This is the mail archive of the
gcc@gcc.gnu.org
mailing list for the GCC project.
Re: numerical instability and estimate-probability
- From: Jan Hubicka <jh at suse dot cz>
- To: moshier at moshier dot ne dot mediaone dot net
- Cc: guerby at acm dot org, gcc at gcc dot gnu dot org, jh at suse dot cz
- Date: Fri, 16 Nov 2001 17:31:48 +0100
- Subject: Re: numerical instability and estimate-probability
- References: <Pine.LNX.4.20.0111161103160.9996-100000@moshier.ne.mediaone.net>
>
> > If the issue is just counting and multiplying, a simple struct with an
> > int for mantissa and another for exponent (x = int1 * 2^int2) should
> > do the job as a short term fix IMHO.
>
>
> Here is a specific suggestion, assuming you have numerator and
> denominator expressed as integers and you want to calculate
> (numerator * 10000) / denominator
> without overflow.
>
> Say there is a maximum representable numerator, 4294967295, so if numerator
> is greater than 4294967295 / 10000 = 429496 then numerator * 10000 would
> overflow. In that case divide both numerator and denominator by
> a quantity such as (numerator / 429496) + 1 to avoid overflow.

Data rows:
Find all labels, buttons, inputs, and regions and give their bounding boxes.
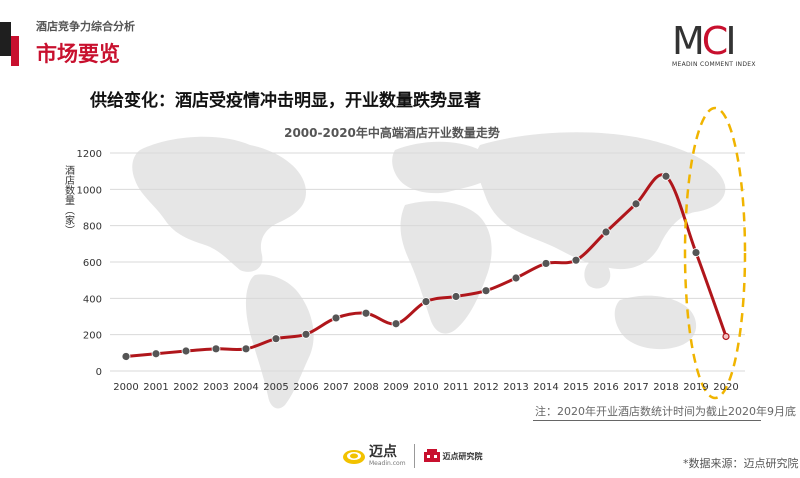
x-tick-label: 2008 xyxy=(353,382,378,393)
data-point xyxy=(481,286,491,296)
y-tick-label: 1200 xyxy=(77,149,102,160)
data-point xyxy=(541,259,551,268)
data-point xyxy=(451,292,461,301)
data-point xyxy=(722,332,730,341)
slide-headline: 供给变化：酒店受疫情冲击明显，开业数量跌势显著 xyxy=(90,91,481,111)
y-tick-label: 800 xyxy=(83,222,102,233)
chart-highlight xyxy=(683,106,747,400)
x-tick-label: 2018 xyxy=(653,382,678,393)
x-tick-label: 2000 xyxy=(113,382,138,393)
data-point xyxy=(631,199,641,209)
x-tick-label: 2016 xyxy=(593,382,618,393)
footnote-underline xyxy=(533,420,761,421)
mci-logo: MCI MEADIN COMMENT INDEX xyxy=(672,19,756,68)
data-point xyxy=(181,346,191,356)
data-point xyxy=(241,344,251,354)
data-point xyxy=(301,329,311,339)
y-tick-label: 1000 xyxy=(77,185,102,196)
chart-footnote: 注：2020年开业酒店数统计时间为截止2020年9月底 xyxy=(535,405,796,418)
data-point xyxy=(331,313,341,323)
maidian-logo-name: 迈点 xyxy=(369,443,397,460)
y-tick-label: 600 xyxy=(83,258,102,269)
y-axis-label: 酒店数量（家） xyxy=(63,165,75,235)
data-point xyxy=(511,273,521,283)
maidian-logo-icon xyxy=(343,450,365,464)
chart-series xyxy=(121,171,730,361)
x-tick-label: 2015 xyxy=(563,382,588,393)
chart-labels: 0 200 400 600 800 1000 1200 2000 2001 2002 2003 200… xyxy=(63,125,739,393)
x-tick-label: 2002 xyxy=(173,382,198,393)
x-tick-label: 2005 xyxy=(263,382,288,393)
x-tick-label: 2012 xyxy=(473,382,498,393)
data-point xyxy=(421,297,431,307)
data-point xyxy=(571,255,581,265)
chart-title: 2000-2020年中高端酒店开业数量走势 xyxy=(284,125,500,140)
data-point xyxy=(391,319,401,329)
data-point xyxy=(691,248,701,257)
x-tick-label: 2006 xyxy=(293,382,318,393)
x-tick-label: 2019 xyxy=(683,382,708,393)
page-kicker: 酒店竞争力综合分析 xyxy=(36,20,135,33)
page-title: 市场要览 xyxy=(36,42,120,66)
x-tick-label: 2001 xyxy=(143,382,168,393)
footer-logos: 迈点 Meadin.com 迈点研究院 xyxy=(342,441,483,471)
data-point xyxy=(361,308,371,318)
data-point xyxy=(271,334,281,344)
x-tick-label: 2007 xyxy=(323,382,348,393)
data-point xyxy=(151,349,161,359)
x-tick-label: 2020 xyxy=(713,382,738,393)
data-source: *数据来源：迈点研究院 xyxy=(683,457,799,470)
world-map-background xyxy=(132,132,726,409)
x-tick-label: 2009 xyxy=(383,382,408,393)
logo-divider xyxy=(413,444,415,468)
x-tick-label: 2011 xyxy=(443,382,468,393)
data-point xyxy=(121,352,131,361)
x-tick-label: 2013 xyxy=(503,382,528,393)
x-tick-label: 2017 xyxy=(623,382,648,393)
x-tick-label: 2004 xyxy=(233,382,258,393)
maidian-logo-url: Meadin.com xyxy=(369,459,406,467)
corner-accent-dark xyxy=(0,22,11,56)
data-point xyxy=(211,344,221,354)
y-tick-label: 200 xyxy=(83,331,102,342)
y-tick-label: 0 xyxy=(96,367,102,378)
highlight-ellipse xyxy=(683,106,747,400)
data-point xyxy=(661,171,671,181)
x-tick-label: 2010 xyxy=(413,382,438,393)
institute-logo-name: 迈点研究院 xyxy=(442,451,483,461)
y-tick-label: 400 xyxy=(83,294,102,305)
x-tick-label: 2003 xyxy=(203,382,228,393)
data-point xyxy=(601,227,611,237)
institute-logo-icon xyxy=(423,449,440,462)
x-tick-label: 2014 xyxy=(533,382,558,393)
corner-accent-red xyxy=(11,36,19,66)
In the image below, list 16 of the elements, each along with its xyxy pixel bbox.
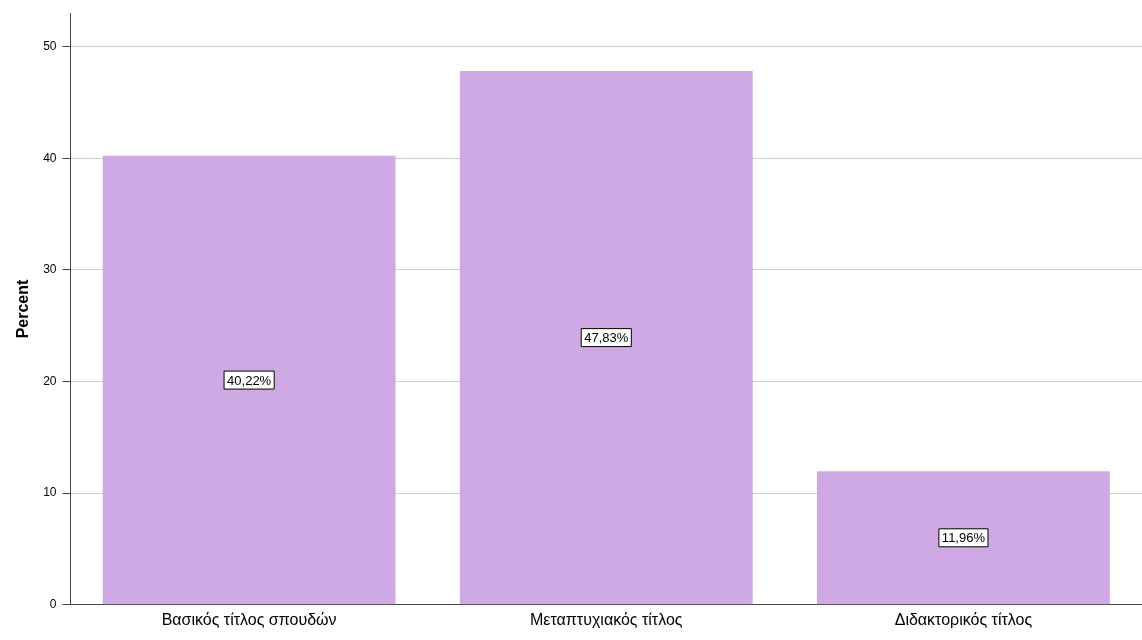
data-label: 11,96% [941,530,986,546]
y-tick-label: 0 [49,597,57,612]
y-tick-label: 20 [43,373,57,388]
x-tick-label: Βασικός τίτλος σπουδών [161,610,337,628]
y-tick-label: 40 [43,150,57,165]
x-tick-label: Διδακτορικός τίτλος [894,610,1033,628]
y-tick-label: 30 [43,262,57,277]
bar [459,70,753,605]
y-axis-title: Percent [14,278,32,339]
y-tick-label: 50 [43,39,57,53]
bar [102,155,396,605]
x-tick-label: Μεταπτυχιακός τίτλος [530,610,683,628]
data-label: 47,83% [584,330,629,346]
bar [816,471,1110,605]
data-label: 40,22% [227,372,272,388]
y-tick-label: 10 [43,485,57,500]
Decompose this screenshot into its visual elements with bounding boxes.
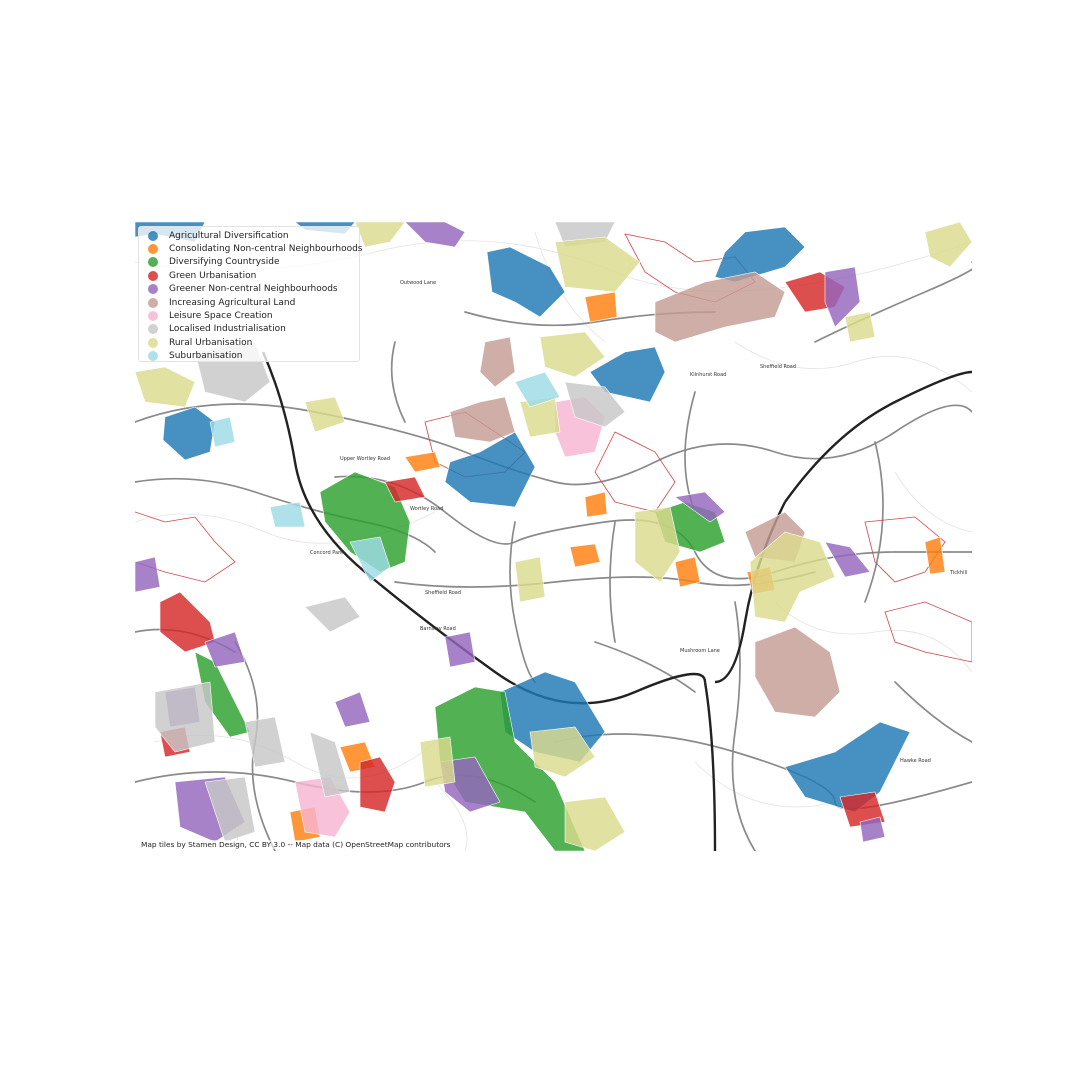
polygon-rural-urbanisation	[844, 311, 876, 343]
map-panel[interactable]: Sheffield Road Sheffield Road Wortley Ro…	[135, 222, 972, 851]
polygon-greener	[334, 691, 371, 728]
legend-item: Localised Industrialisation	[139, 323, 359, 336]
polygon-agricultural-diversification	[162, 406, 216, 461]
legend-label: Localised Industrialisation	[169, 324, 286, 335]
legend-swatch	[148, 257, 158, 268]
polygon-green-urbanisation	[359, 756, 396, 813]
road-label: Wortley Road	[410, 506, 443, 512]
legend-swatch	[148, 297, 158, 308]
map-attribution: Map tiles by Stamen Design, CC BY 3.0 --…	[139, 840, 453, 849]
polygon-green-urbanisation	[839, 791, 886, 828]
legend-label: Consolidating Non-central Neighbourhoods	[169, 244, 363, 255]
polygon-rural-urbanisation	[749, 531, 836, 623]
road-labels-layer: Sheffield Road Sheffield Road Wortley Ro…	[310, 280, 967, 764]
legend-item: Increasing Agricultural Land	[139, 296, 359, 309]
legend-label: Leisure Space Creation	[169, 311, 273, 322]
polygon-rural-urbanisation	[554, 236, 641, 293]
legend-item: Leisure Space Creation	[139, 309, 359, 322]
polygon-rural-urbanisation	[529, 726, 596, 778]
legend-item: Consolidating Non-central Neighbourhoods	[139, 242, 363, 255]
legend-label: Suburbanisation	[169, 351, 243, 362]
polygon-rural-urbanisation	[514, 556, 546, 603]
polygon-increasing-agricultural	[479, 336, 516, 388]
legend-label: Green Urbanisation	[169, 270, 257, 281]
polygon-rural-urbanisation	[564, 796, 626, 851]
polygon-increasing-agricultural	[449, 396, 516, 443]
legend-label: Diversifying Countryside	[169, 257, 280, 268]
map-canvas[interactable]: Sheffield Road Sheffield Road Wortley Ro…	[135, 222, 972, 851]
legend-swatch	[148, 284, 158, 295]
polygon-rural-urbanisation	[354, 222, 406, 248]
polygon-greener	[404, 222, 466, 248]
legend-swatch	[148, 244, 158, 255]
polygon-rural-urbanisation	[924, 222, 972, 268]
road-label: Sheffield Road	[425, 590, 461, 596]
legend-item: Agricultural Diversification	[139, 229, 359, 242]
legend-item: Diversifying Countryside	[139, 256, 359, 269]
road-label: Mushroom Lane	[680, 648, 720, 654]
road-label: Sheffield Road	[760, 364, 796, 370]
polygon-consolidating	[584, 491, 608, 518]
legend-label: Increasing Agricultural Land	[169, 297, 296, 308]
road-label: Outwood Lane	[400, 280, 436, 286]
legend-item: Suburbanisation	[139, 350, 359, 363]
polygon-rural-urbanisation	[135, 366, 196, 408]
polygon-greener	[135, 556, 161, 593]
polygon-localised-industrialisation	[244, 716, 286, 768]
map-legend: Agricultural Diversification Consolidatin…	[138, 226, 363, 363]
polygon-increasing-agricultural	[654, 271, 786, 343]
polygon-consolidating	[674, 556, 701, 588]
legend-label: Greener Non-central Neighbourhoods	[169, 284, 338, 295]
polygon-suburbanisation	[209, 416, 236, 448]
polygon-greener	[444, 631, 476, 668]
road-label: Tickhill	[949, 570, 967, 576]
polygon-greener	[674, 491, 726, 523]
polygon-suburbanisation	[349, 536, 391, 583]
road-label: Concord Park	[310, 550, 343, 556]
category-polygons-layer	[135, 222, 972, 851]
legend-swatch	[148, 337, 158, 348]
polygon-suburbanisation	[514, 371, 561, 408]
legend-item: Green Urbanisation	[139, 269, 359, 282]
legend-swatch	[148, 270, 158, 281]
polygon-rural-urbanisation	[539, 331, 606, 378]
legend-label: Rural Urbanisation	[169, 337, 253, 348]
road-label: Barnsley Road	[420, 626, 456, 632]
polygon-localised-industrialisation	[309, 731, 351, 798]
polygon-rural-urbanisation	[634, 506, 681, 583]
road-label: Upper Wortley Road	[340, 456, 390, 462]
polygon-greener	[439, 756, 501, 813]
legend-swatch	[148, 324, 158, 335]
road-label: Kilnhurst Road	[690, 372, 726, 378]
polygon-localised-industrialisation	[304, 596, 361, 633]
polygon-agricultural-diversification	[784, 721, 911, 813]
polygon-consolidating	[924, 536, 946, 575]
polygon-agricultural-diversification	[486, 246, 566, 318]
polygon-localised-industrialisation	[564, 381, 626, 428]
polygon-green-urbanisation	[384, 476, 426, 503]
polygon-increasing-agricultural	[754, 626, 841, 718]
road-label: Hawke Road	[900, 758, 931, 764]
polygon-consolidating	[584, 291, 618, 323]
polygon-localised-industrialisation	[154, 681, 216, 753]
legend-label: Agricultural Diversification	[169, 230, 289, 241]
polygon-greener	[204, 631, 246, 668]
polygon-agricultural-diversification	[444, 431, 536, 508]
legend-swatch	[148, 351, 158, 362]
polygon-greener	[824, 266, 861, 328]
legend-swatch	[148, 311, 158, 322]
polygon-localised-industrialisation	[204, 776, 256, 843]
polygon-rural-urbanisation	[419, 736, 456, 788]
polygon-greener	[859, 816, 886, 843]
legend-item: Greener Non-central Neighbourhoods	[139, 283, 359, 296]
legend-item: Rural Urbanisation	[139, 336, 359, 349]
polygon-greener	[824, 541, 871, 578]
polygon-agricultural-diversification	[714, 226, 806, 283]
polygon-diversifying-countryside	[319, 471, 411, 573]
polygon-consolidating	[569, 543, 601, 568]
polygon-consolidating	[404, 451, 441, 473]
legend-swatch	[148, 230, 158, 241]
polygon-rural-urbanisation	[304, 396, 346, 433]
polygon-suburbanisation	[269, 501, 306, 528]
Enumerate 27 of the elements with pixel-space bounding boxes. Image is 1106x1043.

Set tasks:
[1] In the mailing list message, what quantity should both the numerator and the denominator be divided by to avoid overflow?
[2] Show every line of the records that contains the string "chart", matching case exactly.
The mailing list message and the records are unrelated.

Written answers:
[1] (numerator / 429496) + 1

[2]
chart-highlight xyxy=(683,106,747,400)
chart-footnote: 注：2020年开业酒店数统计时间为截止2020年9月底 xyxy=(535,405,796,418)
chart-series xyxy=(121,171,730,361)
chart-labels: 0 200 400 600 800 1000 1200 2000 2001 2002 2003 200… xyxy=(63,125,739,393)
chart-title: 2000-2020年中高端酒店开业数量走势 xyxy=(284,125,500,140)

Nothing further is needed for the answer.